[start of Entries]
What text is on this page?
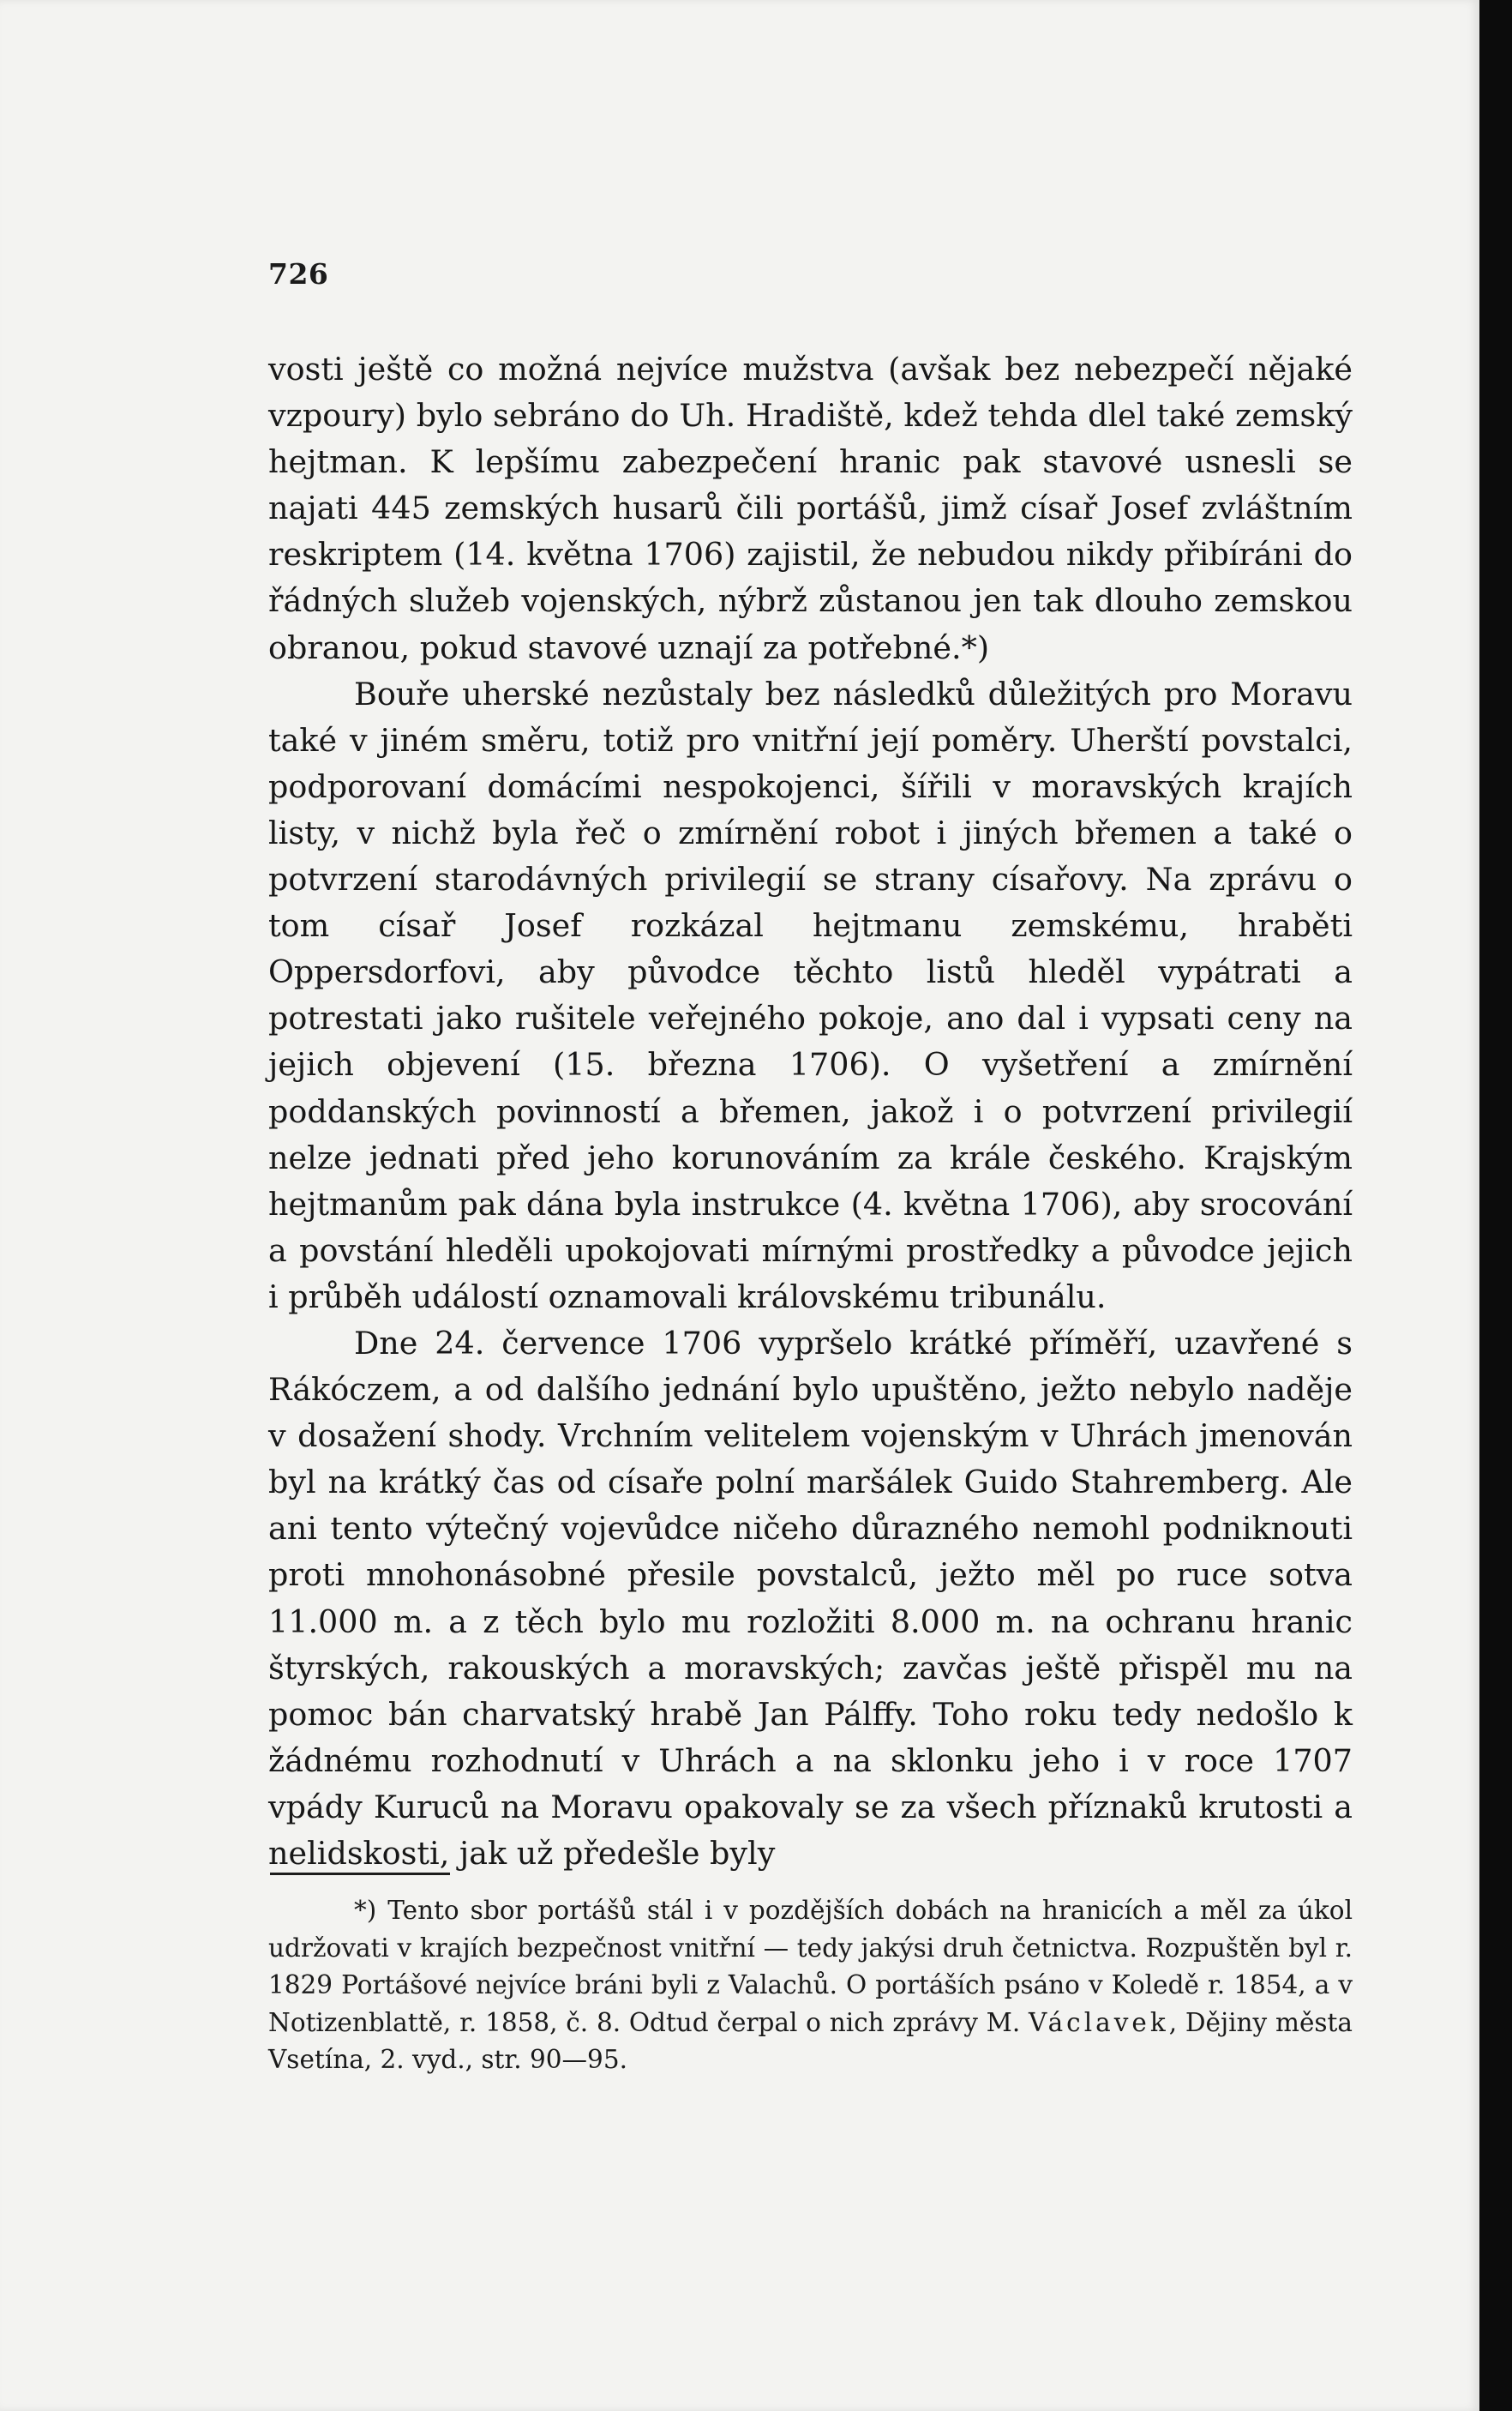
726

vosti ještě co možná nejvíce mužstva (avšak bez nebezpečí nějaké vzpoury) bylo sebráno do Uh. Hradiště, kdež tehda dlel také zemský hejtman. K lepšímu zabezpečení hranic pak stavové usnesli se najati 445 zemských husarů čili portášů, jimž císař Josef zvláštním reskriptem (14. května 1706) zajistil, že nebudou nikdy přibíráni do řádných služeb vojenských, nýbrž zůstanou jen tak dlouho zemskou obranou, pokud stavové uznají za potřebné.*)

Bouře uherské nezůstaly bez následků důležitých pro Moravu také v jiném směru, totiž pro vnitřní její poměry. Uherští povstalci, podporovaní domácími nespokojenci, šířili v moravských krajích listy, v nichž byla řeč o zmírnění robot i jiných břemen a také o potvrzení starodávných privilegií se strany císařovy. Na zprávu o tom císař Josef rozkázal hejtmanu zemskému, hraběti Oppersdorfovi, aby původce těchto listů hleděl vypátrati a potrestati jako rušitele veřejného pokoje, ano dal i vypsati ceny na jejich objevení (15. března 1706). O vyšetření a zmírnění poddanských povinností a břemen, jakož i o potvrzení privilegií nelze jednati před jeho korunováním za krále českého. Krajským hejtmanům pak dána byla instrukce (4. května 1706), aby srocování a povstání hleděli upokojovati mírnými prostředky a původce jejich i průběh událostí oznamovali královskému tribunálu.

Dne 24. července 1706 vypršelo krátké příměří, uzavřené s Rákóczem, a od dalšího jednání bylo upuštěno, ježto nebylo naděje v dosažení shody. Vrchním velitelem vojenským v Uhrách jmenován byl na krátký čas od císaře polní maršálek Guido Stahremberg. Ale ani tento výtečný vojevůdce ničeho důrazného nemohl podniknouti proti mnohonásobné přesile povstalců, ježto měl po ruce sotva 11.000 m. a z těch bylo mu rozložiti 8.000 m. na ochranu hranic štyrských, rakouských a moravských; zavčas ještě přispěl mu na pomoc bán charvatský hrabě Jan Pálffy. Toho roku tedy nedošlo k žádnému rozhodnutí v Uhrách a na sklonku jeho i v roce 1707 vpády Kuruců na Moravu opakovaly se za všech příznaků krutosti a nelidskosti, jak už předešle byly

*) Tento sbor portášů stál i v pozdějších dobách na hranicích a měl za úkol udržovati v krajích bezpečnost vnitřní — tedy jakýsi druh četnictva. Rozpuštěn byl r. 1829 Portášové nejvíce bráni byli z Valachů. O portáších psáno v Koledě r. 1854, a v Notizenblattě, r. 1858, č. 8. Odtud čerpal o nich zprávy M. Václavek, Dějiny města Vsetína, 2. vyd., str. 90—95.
[end of Entries]
[start of Entries]
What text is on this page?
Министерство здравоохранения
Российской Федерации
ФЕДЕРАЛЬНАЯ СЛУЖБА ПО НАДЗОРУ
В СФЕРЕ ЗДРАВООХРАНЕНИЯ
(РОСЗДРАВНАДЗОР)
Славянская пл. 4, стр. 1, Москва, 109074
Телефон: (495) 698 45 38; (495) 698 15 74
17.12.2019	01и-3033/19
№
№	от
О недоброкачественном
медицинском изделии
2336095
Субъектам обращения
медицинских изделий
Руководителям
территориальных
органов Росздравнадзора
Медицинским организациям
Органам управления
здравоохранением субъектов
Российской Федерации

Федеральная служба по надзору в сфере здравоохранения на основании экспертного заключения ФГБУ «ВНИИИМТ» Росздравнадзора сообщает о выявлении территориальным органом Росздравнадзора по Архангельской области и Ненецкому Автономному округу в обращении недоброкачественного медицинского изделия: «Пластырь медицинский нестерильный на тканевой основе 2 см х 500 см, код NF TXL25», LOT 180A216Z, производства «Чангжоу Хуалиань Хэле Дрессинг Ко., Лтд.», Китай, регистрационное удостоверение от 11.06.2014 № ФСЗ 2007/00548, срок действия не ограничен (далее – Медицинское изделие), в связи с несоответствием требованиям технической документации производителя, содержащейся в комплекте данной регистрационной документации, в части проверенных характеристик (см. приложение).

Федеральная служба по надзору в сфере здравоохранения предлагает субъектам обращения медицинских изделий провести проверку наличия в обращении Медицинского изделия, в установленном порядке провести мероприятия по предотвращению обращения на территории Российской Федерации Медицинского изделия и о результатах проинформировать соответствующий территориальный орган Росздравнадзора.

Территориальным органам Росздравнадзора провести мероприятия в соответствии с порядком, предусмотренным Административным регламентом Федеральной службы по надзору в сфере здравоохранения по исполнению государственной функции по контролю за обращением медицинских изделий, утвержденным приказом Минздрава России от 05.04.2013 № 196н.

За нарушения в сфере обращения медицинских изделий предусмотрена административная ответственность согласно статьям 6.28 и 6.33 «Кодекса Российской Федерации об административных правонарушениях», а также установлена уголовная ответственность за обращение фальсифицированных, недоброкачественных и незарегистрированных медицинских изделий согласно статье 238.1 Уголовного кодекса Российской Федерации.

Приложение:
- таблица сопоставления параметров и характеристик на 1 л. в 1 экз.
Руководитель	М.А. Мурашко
[end of Entries]
[start of Entries]
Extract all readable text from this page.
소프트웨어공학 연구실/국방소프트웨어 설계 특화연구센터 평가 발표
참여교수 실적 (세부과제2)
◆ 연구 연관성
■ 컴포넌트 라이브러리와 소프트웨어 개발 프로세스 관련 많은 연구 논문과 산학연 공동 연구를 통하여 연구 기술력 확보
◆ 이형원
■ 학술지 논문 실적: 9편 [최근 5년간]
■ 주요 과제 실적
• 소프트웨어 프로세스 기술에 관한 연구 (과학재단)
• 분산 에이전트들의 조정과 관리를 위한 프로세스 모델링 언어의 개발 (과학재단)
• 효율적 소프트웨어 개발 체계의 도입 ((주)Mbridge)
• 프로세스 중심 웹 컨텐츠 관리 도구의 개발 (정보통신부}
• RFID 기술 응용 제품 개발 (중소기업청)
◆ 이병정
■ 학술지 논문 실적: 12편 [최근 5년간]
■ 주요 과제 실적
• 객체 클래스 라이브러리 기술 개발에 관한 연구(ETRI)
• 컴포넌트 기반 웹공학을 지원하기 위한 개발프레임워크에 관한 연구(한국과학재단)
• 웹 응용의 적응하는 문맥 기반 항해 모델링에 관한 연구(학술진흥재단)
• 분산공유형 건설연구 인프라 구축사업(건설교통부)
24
[end of Entries]
**Request**:
Which lines contain the word "프로세스"? Return each of them.

**Task solution**:
■ 컴포넌트 라이브러리와 소프트웨어 개발 프로세스 관련 많은 연구 논문과 산학연 공동 연구를 통하여 연구 기술력 확보
• 소프트웨어 프로세스 기술에 관한 연구 (과학재단)
• 분산 에이전트들의 조정과 관리를 위한 프로세스 모델링 언어의 개발 (과학재단)
• 프로세스 중심 웹 컨텐츠 관리 도구의 개발 (정보통신부}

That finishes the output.